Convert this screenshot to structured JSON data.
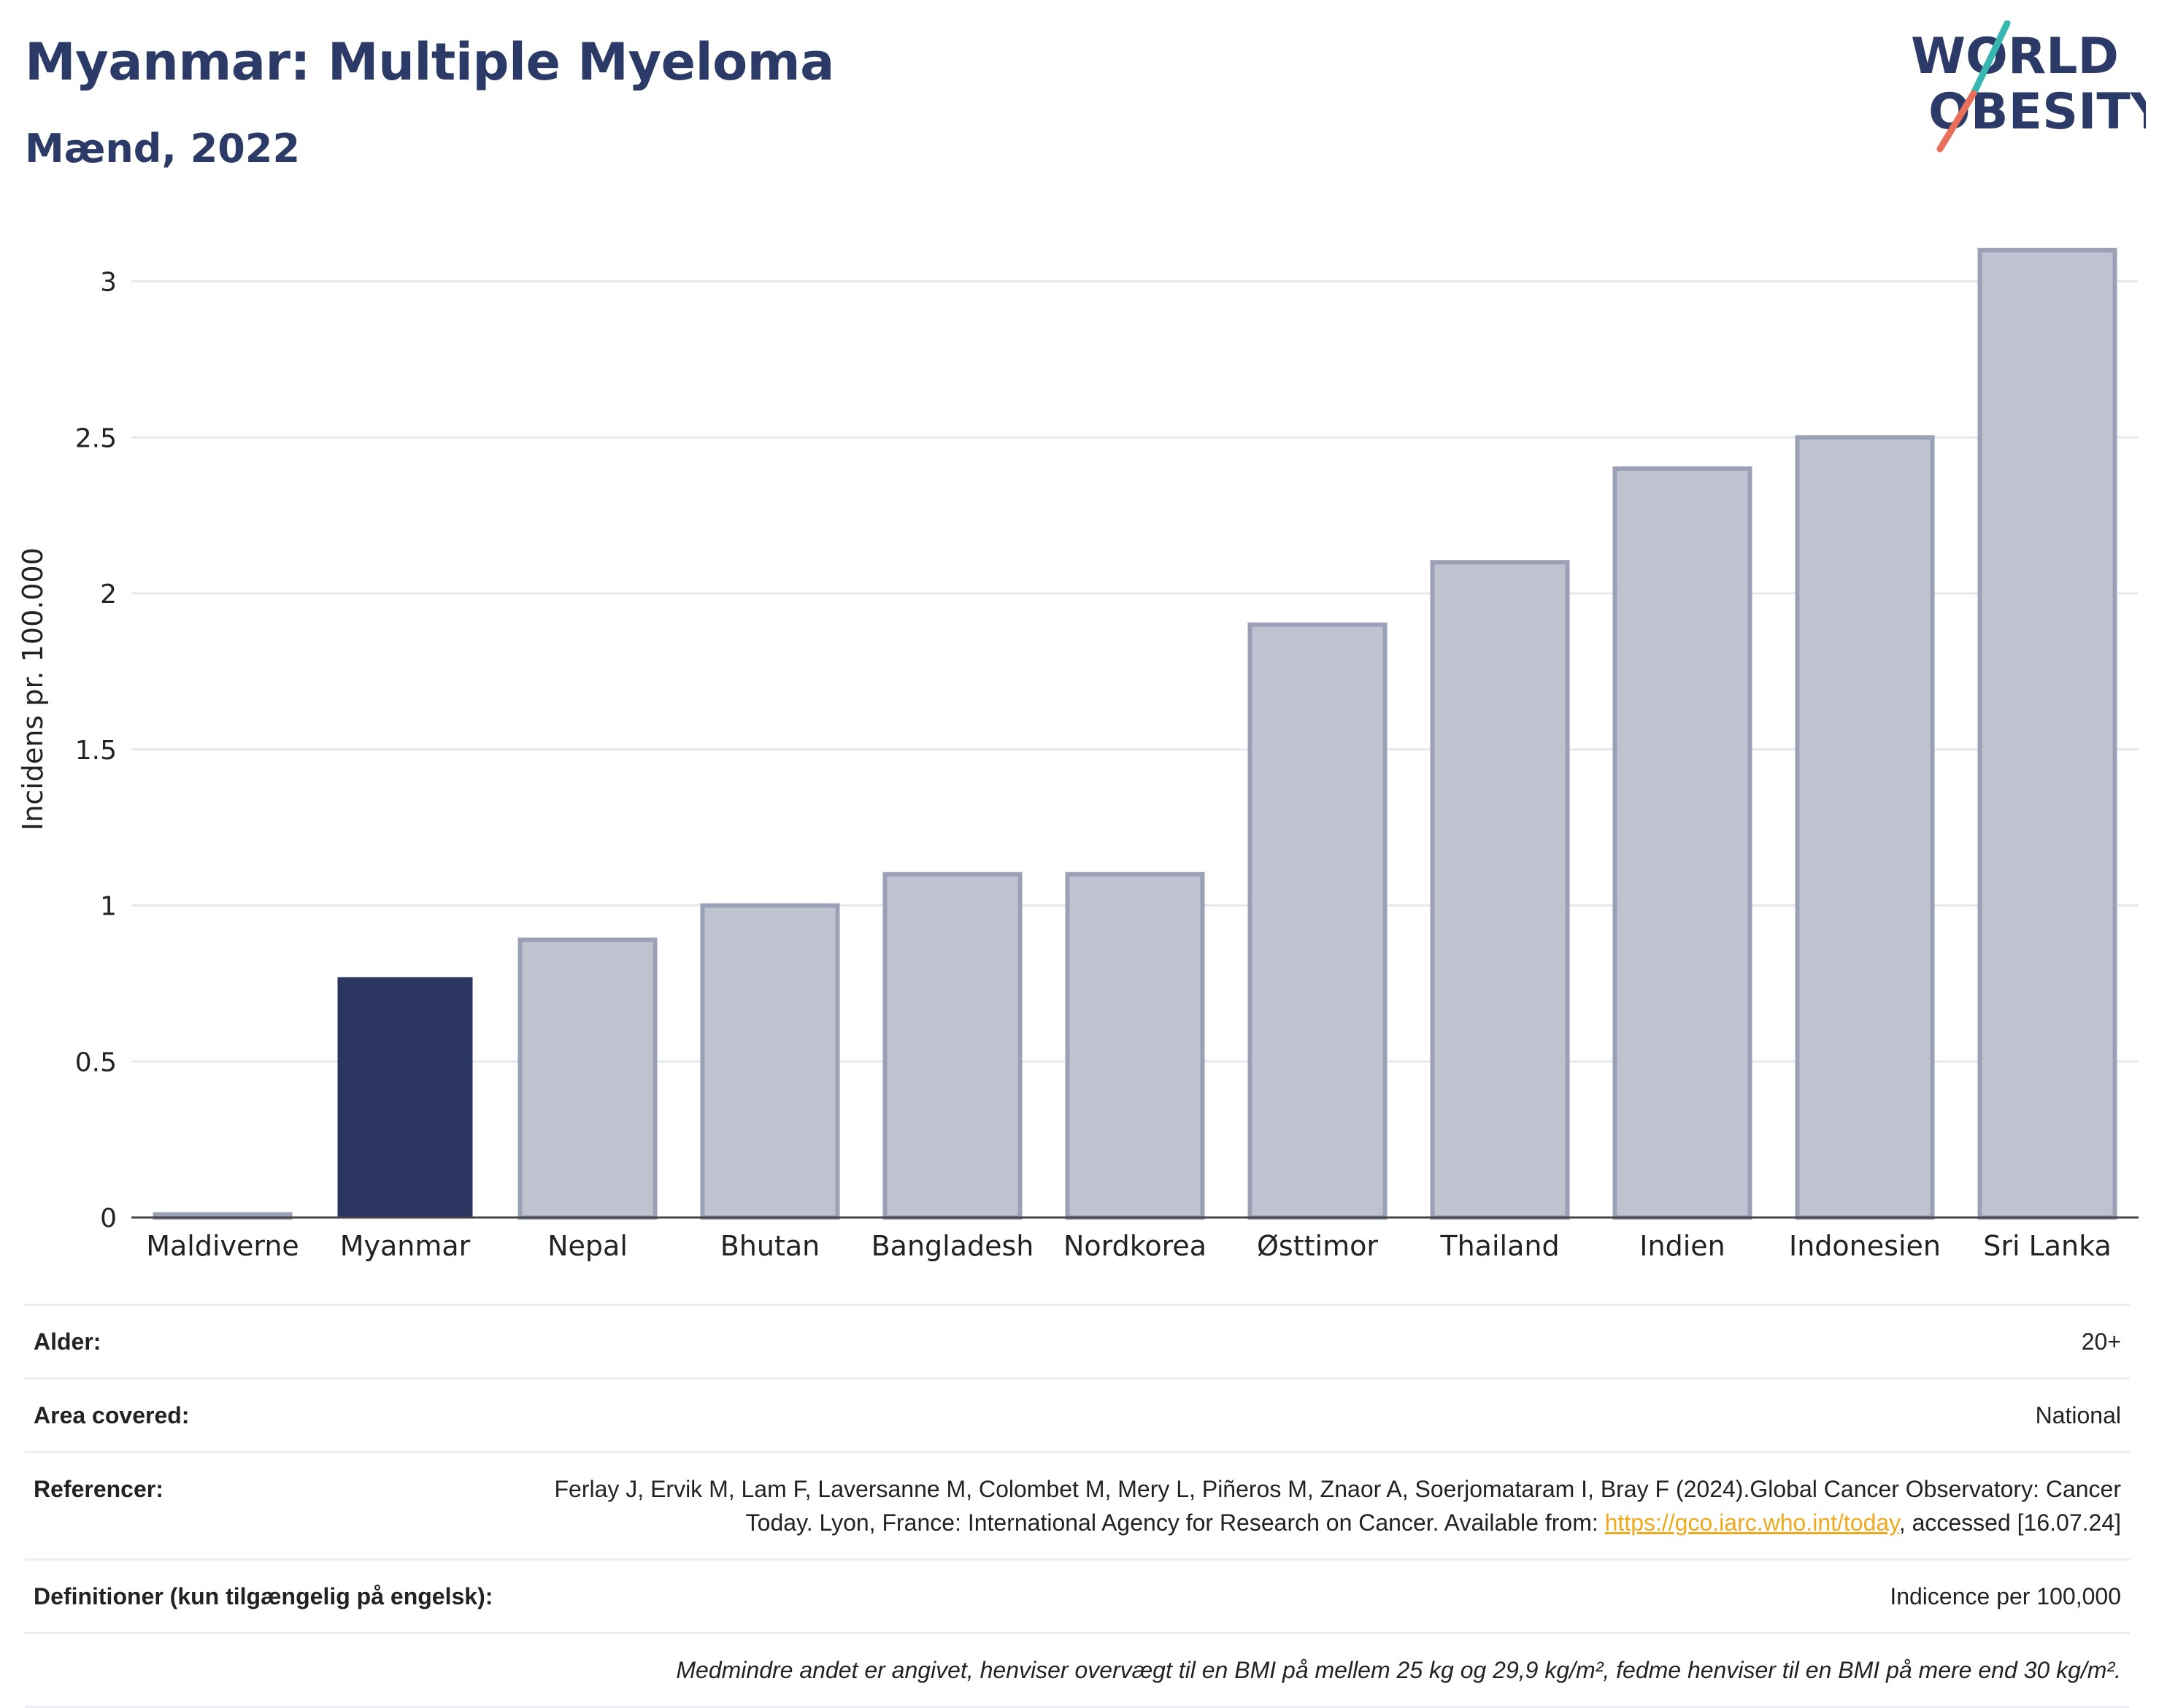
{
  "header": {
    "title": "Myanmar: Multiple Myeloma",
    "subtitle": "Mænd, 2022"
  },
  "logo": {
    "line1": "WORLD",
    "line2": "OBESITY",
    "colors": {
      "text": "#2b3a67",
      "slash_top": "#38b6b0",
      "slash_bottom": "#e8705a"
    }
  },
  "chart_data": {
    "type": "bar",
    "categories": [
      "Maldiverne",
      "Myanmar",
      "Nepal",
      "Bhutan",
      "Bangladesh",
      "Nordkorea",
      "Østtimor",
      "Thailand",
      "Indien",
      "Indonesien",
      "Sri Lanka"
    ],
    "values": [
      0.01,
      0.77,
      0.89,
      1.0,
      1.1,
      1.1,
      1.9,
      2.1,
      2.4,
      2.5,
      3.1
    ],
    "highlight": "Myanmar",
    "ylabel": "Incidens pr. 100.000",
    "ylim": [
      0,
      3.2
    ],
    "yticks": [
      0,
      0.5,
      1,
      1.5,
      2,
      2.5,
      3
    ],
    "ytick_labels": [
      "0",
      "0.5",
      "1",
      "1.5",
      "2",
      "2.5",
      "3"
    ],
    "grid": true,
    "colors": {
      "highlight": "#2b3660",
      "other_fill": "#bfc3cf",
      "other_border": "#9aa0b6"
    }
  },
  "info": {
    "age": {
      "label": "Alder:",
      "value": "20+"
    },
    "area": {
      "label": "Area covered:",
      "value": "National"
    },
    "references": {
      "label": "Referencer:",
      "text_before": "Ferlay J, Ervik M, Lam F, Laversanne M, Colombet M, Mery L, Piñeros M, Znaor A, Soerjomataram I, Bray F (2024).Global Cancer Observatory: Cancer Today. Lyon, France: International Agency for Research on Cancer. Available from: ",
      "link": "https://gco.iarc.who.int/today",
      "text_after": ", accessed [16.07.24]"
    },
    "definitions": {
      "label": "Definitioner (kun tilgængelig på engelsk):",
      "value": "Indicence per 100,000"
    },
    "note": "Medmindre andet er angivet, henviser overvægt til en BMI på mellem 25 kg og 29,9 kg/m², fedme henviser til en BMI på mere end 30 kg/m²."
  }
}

————————

Aim » Copy out all lines where the word "Myanmar" appears.

The completed task »
    "title": "Myanmar: Multiple Myeloma",
      "Myanmar",
    "highlight": "Myanmar",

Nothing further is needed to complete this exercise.